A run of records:
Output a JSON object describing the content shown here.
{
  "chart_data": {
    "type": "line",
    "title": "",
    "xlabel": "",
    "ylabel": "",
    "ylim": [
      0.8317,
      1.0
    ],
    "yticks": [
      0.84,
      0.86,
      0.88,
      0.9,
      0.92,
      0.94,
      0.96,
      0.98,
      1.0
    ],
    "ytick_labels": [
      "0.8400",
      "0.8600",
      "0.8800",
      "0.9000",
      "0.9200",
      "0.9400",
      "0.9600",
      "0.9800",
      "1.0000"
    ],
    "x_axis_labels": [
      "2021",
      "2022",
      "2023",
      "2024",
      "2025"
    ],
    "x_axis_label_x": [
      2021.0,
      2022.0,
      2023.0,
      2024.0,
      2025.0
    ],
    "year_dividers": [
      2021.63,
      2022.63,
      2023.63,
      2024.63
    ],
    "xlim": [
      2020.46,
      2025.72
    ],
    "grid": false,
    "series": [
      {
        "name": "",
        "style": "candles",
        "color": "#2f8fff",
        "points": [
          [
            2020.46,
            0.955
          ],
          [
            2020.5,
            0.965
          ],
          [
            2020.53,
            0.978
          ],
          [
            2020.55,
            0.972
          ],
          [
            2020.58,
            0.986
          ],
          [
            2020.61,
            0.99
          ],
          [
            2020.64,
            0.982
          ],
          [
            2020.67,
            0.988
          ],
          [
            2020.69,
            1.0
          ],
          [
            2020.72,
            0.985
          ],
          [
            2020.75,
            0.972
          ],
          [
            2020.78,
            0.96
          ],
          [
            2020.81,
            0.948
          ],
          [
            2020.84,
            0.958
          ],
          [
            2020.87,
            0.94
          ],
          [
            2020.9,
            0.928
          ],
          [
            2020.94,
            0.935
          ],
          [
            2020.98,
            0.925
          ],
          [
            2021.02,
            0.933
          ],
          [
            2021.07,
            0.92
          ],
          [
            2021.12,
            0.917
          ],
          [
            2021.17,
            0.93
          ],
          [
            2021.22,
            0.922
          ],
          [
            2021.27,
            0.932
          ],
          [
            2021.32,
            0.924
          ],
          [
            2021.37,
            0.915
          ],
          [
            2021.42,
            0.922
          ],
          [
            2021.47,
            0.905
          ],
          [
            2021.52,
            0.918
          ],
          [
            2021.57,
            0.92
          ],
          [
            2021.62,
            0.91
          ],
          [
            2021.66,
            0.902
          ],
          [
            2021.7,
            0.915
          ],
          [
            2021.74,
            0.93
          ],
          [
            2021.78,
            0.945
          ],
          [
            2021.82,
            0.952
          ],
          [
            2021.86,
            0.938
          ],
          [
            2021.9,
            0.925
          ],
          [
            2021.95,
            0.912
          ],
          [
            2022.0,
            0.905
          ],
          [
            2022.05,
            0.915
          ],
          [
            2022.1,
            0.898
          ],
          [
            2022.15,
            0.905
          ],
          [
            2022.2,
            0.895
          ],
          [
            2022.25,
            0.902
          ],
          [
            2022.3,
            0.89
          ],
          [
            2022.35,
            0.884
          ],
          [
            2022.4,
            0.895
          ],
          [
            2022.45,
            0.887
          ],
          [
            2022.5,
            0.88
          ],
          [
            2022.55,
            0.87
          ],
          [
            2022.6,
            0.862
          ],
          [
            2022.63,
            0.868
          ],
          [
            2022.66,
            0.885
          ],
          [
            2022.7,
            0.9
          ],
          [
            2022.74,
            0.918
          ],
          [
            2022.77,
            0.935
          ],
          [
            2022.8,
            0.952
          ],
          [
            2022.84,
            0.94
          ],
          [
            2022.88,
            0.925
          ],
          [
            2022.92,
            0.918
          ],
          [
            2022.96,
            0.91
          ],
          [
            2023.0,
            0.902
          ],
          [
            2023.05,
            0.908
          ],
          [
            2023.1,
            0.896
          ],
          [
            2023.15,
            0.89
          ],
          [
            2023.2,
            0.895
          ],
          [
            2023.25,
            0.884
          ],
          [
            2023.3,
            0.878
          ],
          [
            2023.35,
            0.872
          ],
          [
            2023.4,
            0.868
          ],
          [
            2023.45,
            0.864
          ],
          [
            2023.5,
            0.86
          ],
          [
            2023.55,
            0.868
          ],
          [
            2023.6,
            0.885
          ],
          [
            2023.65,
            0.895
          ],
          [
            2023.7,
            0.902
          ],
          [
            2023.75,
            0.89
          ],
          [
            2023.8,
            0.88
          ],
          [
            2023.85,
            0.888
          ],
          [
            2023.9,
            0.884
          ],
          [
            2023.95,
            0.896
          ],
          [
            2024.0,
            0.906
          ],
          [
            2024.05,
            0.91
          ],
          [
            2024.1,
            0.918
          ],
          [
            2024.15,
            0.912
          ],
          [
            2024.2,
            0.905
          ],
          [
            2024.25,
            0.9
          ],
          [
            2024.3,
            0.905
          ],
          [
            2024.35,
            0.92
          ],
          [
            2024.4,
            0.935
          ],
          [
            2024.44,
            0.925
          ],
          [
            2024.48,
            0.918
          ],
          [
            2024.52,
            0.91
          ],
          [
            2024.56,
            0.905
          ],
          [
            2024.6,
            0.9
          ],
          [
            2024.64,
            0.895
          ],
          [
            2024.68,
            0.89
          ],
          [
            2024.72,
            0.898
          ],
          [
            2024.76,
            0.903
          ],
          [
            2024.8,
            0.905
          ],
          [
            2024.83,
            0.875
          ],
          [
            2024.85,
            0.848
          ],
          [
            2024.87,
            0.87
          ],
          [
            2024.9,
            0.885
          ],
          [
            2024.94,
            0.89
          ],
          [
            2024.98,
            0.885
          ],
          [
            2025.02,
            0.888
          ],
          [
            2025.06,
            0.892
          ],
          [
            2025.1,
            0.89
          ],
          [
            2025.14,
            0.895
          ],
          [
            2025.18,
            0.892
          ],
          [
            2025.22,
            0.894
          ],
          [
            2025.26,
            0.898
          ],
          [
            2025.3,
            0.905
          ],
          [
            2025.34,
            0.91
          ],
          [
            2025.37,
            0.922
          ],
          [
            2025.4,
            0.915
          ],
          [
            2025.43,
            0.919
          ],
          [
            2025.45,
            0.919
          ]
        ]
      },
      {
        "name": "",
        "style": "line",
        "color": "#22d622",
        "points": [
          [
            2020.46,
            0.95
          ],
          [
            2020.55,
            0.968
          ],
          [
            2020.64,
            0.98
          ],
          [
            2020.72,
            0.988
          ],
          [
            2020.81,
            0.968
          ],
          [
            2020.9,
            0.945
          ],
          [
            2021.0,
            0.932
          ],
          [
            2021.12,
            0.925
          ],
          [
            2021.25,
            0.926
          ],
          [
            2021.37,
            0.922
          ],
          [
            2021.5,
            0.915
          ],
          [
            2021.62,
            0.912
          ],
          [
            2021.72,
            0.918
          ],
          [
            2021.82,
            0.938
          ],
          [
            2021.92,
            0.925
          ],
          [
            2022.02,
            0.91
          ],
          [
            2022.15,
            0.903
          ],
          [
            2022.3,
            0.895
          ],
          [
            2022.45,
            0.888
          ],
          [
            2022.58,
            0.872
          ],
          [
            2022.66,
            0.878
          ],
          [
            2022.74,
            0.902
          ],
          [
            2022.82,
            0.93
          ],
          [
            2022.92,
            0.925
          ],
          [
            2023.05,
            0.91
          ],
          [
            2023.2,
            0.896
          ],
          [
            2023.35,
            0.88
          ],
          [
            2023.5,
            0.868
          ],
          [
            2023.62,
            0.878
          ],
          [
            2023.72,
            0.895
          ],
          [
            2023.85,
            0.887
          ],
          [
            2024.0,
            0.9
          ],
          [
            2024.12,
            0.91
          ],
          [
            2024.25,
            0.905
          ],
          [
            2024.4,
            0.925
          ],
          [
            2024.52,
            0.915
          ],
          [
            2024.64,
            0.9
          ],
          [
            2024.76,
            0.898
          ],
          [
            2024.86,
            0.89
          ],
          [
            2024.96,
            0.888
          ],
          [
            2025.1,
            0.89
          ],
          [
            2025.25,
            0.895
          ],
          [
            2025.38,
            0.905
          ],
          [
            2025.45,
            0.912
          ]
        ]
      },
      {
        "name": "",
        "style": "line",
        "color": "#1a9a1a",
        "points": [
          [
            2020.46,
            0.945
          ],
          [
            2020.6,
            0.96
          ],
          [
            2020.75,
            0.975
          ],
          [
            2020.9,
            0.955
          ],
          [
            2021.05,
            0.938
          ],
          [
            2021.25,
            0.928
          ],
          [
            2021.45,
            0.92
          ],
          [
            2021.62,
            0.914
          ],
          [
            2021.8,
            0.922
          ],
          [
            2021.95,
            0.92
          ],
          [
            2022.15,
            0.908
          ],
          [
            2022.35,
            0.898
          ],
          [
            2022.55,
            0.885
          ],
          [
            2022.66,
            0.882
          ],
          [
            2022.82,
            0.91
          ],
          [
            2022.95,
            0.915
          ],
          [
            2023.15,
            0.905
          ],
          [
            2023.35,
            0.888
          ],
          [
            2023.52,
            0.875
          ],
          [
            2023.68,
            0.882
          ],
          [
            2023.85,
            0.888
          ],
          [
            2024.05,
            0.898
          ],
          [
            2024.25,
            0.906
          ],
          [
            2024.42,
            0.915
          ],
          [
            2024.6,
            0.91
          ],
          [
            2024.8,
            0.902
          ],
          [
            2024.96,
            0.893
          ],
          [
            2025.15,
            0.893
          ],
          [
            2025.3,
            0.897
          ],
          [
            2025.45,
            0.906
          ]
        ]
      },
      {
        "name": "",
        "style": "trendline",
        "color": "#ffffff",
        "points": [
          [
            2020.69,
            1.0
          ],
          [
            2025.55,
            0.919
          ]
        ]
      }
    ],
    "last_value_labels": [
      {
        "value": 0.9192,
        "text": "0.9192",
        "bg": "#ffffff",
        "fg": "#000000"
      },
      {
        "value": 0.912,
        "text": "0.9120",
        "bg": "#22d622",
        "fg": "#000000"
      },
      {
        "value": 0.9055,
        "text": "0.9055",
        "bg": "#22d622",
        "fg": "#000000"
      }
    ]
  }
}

What to work on: Which lines include the word "color"? List them all.

Answer to this task:
        "color": "#2f8fff",
        "color": "#22d622",
        "color": "#1a9a1a",
        "color": "#ffffff",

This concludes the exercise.